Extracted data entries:
□ □ □ □ □
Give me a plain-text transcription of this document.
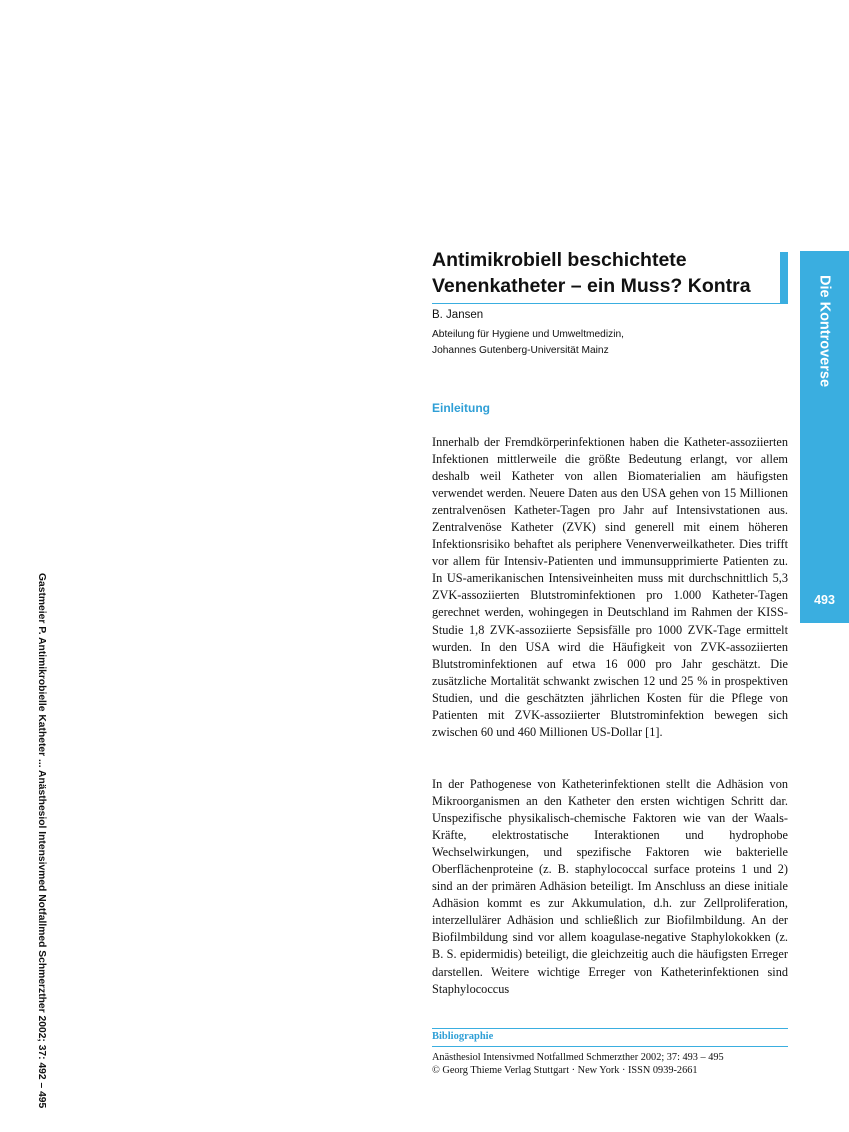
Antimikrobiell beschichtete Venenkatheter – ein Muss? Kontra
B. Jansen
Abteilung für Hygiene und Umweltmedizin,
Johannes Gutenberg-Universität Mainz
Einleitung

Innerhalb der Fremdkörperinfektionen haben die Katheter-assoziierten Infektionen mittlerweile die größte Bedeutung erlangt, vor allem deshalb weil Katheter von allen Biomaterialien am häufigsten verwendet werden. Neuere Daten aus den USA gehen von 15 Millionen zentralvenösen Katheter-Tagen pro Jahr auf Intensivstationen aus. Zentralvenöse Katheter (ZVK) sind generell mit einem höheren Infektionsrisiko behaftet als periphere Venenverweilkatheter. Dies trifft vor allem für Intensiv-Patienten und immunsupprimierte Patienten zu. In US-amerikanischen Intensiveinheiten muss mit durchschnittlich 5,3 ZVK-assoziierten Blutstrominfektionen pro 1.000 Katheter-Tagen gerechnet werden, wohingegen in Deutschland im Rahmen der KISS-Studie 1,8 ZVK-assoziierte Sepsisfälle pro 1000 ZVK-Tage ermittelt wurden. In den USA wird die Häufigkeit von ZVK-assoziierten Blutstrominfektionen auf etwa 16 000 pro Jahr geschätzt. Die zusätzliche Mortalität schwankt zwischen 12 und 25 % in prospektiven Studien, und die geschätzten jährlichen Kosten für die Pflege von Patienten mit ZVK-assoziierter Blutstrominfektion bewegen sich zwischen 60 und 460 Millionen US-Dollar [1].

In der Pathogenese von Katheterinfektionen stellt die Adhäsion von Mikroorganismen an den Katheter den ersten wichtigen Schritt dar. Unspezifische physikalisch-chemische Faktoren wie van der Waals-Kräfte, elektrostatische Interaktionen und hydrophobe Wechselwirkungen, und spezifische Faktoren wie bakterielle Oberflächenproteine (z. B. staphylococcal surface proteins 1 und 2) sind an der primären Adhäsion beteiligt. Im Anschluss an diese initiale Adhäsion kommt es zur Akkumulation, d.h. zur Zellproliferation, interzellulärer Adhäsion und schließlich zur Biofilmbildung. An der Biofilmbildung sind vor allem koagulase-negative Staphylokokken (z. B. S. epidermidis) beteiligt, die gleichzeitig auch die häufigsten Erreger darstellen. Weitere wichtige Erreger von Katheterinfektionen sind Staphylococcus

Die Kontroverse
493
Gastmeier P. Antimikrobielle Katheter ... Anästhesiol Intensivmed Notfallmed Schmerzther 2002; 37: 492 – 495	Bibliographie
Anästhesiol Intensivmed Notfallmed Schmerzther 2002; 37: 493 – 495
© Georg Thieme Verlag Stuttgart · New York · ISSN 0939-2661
□ □ □ □ □
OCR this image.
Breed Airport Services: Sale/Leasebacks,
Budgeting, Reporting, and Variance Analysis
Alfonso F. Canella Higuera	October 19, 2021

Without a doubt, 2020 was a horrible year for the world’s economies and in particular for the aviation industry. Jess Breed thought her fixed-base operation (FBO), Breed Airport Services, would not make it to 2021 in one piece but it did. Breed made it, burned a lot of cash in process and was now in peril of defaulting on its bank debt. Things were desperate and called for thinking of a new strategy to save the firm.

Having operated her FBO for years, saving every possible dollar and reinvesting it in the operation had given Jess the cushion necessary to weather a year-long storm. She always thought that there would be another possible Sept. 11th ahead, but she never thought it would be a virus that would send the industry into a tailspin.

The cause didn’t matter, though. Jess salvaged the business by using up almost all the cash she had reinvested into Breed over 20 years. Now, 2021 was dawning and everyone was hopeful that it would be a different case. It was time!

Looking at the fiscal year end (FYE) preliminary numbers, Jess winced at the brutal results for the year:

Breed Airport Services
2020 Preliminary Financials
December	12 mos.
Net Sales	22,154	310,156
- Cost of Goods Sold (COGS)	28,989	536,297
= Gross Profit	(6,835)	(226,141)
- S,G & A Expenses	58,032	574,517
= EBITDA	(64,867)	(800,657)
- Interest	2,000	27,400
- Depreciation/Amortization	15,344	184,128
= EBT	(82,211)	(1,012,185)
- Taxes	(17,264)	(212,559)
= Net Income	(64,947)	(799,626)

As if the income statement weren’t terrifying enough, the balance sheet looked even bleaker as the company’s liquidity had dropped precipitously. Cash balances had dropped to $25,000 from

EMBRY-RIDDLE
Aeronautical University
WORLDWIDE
□ □ □ □ □
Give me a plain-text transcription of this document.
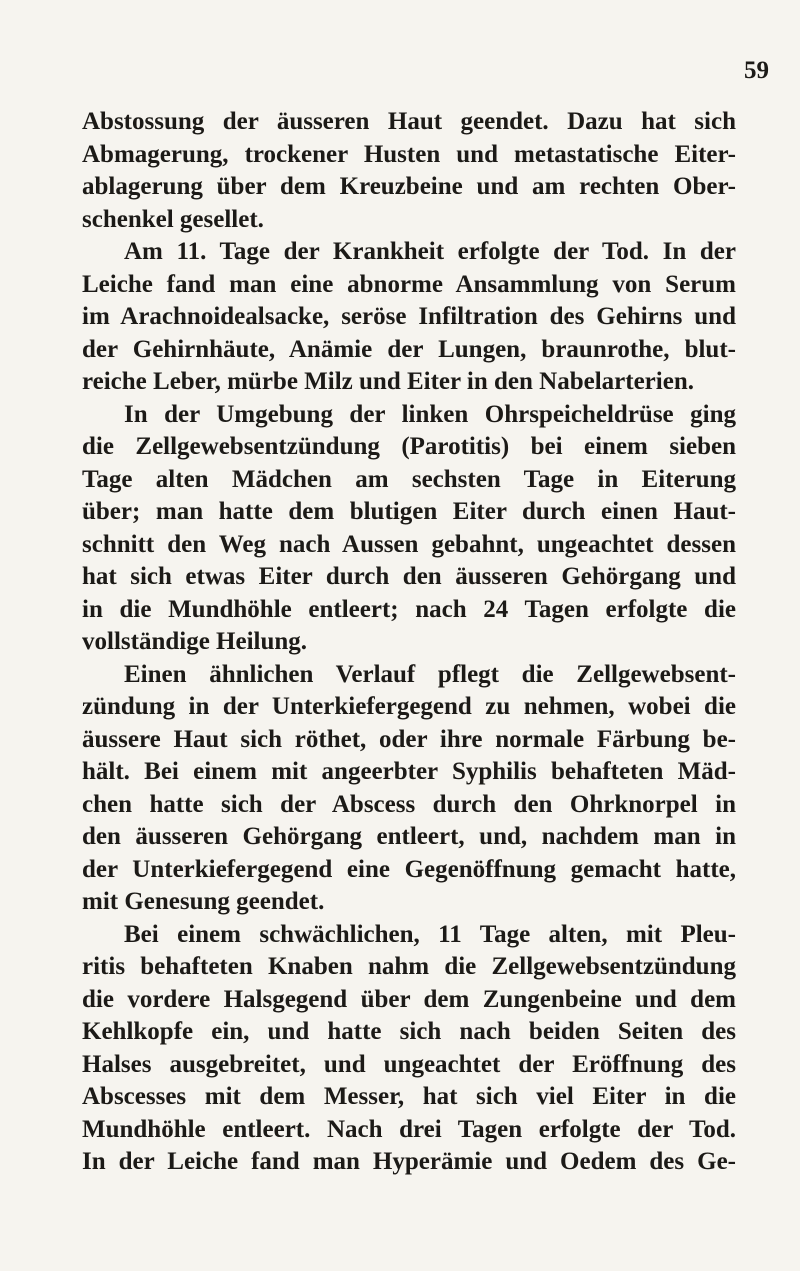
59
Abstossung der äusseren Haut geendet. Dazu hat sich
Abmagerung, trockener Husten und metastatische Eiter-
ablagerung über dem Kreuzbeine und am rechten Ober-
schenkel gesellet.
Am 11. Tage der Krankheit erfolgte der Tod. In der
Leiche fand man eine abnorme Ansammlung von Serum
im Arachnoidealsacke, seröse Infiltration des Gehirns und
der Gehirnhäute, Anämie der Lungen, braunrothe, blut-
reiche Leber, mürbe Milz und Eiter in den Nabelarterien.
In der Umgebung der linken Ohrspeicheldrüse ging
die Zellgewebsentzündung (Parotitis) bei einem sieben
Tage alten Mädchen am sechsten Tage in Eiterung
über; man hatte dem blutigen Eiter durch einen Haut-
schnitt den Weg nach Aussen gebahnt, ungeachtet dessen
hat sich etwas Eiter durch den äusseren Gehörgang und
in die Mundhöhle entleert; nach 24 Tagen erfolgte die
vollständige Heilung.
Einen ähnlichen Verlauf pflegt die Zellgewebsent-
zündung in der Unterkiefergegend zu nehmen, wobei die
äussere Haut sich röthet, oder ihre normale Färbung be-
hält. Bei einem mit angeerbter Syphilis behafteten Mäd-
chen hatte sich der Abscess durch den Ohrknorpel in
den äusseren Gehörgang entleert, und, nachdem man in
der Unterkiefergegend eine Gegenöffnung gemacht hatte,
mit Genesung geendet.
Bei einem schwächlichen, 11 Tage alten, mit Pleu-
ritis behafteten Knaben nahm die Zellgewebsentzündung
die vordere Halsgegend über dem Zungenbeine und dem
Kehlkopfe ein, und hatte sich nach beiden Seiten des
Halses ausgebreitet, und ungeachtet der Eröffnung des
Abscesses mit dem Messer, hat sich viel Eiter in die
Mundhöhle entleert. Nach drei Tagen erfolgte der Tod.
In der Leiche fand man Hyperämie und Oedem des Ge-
□ □ □ □ □
#### [WORK TO BE COMPLETED]
A single figure is required: the number of lines in the entries above that include the word "hatte".

#### [RESULT OF THIS EXERCISE]
4